• SUPPLIED PASSAGE:
— begin —
All TCU. All the time.

TCU 360

    Struggles shape ROTC cadet McClendon

    Struggles+shape+ROTC+cadet+McClendon

    TCU Army ROTC cadet Jarrod McClendon is not a typical college junior.

    At 29 years old, he has five years of service in the Army under his belt, and it is hard to believe that he was once a young man without direction.

    One mentor said he remembered McClendon being a “misguided youth.” TCU, his dream school, rejected him twice. Despite the difficult road he took to get where he is today, McClendon said the obstacles have changed him for the better.

    “In a way, the losses that I’ve experienced, the things that I went through on active duty – I honestly think they made me a man,” he said.

    Sitting in Limbo:

    A Fort Worth native, McClendon graduated from Eastern Hills High School in 2002.

    His mother Beverly said he did not really have a direction or a purpose. He was interested in so many things, she said, that he failed to make any “really concrete” goals for his future.

    He was “just sitting in limbo waiting for something to happen, but not really making anything happen,” she said.

    He took a job at the Federal Protective Service regional office in Grand Prairie, where Patrick Moses was his supervisor.

    Moses said he saw potential in McClendon and decided to mentor the young man.

    “He was a rough actor,” Moses said, laughing, “and what I would consider a misguided youth who just really needed some structure and some good lecturing.”

    Moses said he pushed McClendon, making him write career goals and giving him books to read about success, leadership and spirituality. He said McClendon was often “ticked off” by his prodding, but that he saw the young man like the son he never had.
— end —
• PROVIDED MATERIAL:
— begin —
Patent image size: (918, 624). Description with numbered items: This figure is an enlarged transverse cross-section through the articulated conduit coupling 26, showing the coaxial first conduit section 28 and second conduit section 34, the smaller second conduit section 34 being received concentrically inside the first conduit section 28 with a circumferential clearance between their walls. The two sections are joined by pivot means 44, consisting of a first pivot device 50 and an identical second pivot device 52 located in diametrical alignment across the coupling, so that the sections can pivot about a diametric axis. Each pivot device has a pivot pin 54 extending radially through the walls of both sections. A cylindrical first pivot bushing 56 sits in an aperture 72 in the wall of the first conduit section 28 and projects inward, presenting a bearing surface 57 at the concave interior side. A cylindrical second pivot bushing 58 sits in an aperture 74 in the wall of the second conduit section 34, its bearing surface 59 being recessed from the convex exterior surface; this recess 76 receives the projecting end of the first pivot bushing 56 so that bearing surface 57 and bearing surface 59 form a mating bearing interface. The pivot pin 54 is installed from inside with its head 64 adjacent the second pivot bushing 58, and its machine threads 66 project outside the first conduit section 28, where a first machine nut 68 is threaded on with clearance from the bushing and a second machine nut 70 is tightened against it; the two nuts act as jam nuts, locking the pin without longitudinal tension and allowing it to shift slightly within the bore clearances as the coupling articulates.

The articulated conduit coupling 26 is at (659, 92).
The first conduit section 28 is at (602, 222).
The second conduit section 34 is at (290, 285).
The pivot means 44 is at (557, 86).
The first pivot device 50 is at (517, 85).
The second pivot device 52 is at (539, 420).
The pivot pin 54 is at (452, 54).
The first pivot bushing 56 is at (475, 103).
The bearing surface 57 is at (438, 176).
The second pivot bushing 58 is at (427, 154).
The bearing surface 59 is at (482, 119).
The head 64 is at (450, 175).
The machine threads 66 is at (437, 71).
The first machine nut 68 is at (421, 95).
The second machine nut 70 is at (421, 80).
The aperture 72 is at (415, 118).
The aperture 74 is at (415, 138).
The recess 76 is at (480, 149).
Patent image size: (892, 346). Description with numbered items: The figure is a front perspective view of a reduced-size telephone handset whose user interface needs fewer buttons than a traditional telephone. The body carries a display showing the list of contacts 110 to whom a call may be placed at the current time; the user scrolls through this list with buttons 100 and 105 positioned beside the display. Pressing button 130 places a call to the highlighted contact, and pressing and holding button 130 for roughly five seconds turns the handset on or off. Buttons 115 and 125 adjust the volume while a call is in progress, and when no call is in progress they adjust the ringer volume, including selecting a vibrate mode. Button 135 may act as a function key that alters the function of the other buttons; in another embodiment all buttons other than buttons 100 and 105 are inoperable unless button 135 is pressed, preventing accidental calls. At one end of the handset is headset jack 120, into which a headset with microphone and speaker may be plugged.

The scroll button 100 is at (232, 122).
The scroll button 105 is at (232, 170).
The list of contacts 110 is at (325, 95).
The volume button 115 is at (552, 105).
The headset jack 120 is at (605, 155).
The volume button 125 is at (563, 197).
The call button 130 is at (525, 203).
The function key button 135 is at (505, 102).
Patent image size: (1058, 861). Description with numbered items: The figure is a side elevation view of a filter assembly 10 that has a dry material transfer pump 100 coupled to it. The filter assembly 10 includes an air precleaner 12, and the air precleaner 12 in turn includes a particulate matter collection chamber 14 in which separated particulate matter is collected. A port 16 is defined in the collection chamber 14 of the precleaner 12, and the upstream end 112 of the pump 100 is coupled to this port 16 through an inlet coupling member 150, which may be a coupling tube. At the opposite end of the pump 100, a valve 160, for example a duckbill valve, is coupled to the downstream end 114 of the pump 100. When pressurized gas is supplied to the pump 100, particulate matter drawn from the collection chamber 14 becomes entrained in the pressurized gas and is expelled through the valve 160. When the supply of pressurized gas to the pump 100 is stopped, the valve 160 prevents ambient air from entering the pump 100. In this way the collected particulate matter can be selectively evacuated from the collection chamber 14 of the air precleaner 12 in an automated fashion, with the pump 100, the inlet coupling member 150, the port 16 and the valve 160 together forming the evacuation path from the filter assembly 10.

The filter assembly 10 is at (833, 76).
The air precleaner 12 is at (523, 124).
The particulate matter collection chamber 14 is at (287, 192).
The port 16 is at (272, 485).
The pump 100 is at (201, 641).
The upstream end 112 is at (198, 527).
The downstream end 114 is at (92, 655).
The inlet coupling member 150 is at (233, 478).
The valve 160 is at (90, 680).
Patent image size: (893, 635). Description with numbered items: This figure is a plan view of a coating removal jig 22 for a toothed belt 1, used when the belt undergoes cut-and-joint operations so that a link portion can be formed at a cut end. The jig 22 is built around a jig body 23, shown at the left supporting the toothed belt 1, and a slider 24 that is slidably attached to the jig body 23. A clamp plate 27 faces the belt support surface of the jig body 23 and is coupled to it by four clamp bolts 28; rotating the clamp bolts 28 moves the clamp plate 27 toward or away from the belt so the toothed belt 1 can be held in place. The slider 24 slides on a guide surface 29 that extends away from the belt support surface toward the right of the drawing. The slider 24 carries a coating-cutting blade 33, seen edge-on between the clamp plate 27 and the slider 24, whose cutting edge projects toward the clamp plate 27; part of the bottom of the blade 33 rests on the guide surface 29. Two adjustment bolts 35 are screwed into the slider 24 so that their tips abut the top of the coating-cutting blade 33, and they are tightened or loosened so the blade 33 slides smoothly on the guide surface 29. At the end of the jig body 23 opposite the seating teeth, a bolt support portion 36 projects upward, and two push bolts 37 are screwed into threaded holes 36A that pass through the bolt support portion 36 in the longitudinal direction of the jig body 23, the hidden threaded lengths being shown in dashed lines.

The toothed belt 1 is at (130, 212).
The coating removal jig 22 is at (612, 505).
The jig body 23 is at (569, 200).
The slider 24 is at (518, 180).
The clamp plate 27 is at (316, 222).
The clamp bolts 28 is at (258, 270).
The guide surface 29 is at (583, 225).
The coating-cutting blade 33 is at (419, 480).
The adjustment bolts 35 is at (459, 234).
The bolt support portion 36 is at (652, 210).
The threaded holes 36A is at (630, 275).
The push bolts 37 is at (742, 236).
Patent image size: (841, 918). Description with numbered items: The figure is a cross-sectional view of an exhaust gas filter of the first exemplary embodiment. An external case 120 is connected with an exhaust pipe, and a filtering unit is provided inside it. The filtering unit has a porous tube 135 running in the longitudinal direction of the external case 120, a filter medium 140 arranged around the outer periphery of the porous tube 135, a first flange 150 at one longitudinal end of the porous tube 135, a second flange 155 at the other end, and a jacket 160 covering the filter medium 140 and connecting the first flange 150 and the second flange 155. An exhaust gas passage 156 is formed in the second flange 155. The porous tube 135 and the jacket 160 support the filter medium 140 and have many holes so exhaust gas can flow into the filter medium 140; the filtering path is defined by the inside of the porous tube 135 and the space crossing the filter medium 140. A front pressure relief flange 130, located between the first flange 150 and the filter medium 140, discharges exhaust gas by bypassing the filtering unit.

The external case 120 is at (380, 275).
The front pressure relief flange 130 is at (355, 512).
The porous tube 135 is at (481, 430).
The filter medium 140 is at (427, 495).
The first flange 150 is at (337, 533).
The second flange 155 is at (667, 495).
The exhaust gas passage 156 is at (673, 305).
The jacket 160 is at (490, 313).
— end —
• DIRECTIONS:
[a] In the article about ROTC cadet McClendon, rewrite the paragraph beginning "Moses said he pushed McClendon" as a short bulleted list that keeps its main facts.
[b] According to the article about ROTC cadet McClendon, what year did he graduate from Eastern Hills High School?

• EXERCISE RESPONSES:
[a]
- Moses pushed McClendon by having him write career goals.
- He gave McClendon books on success, leadership and spirituality.
- McClendon was often "ticked off" by the prodding.
- Moses saw him like the son he never had.

[b] 2002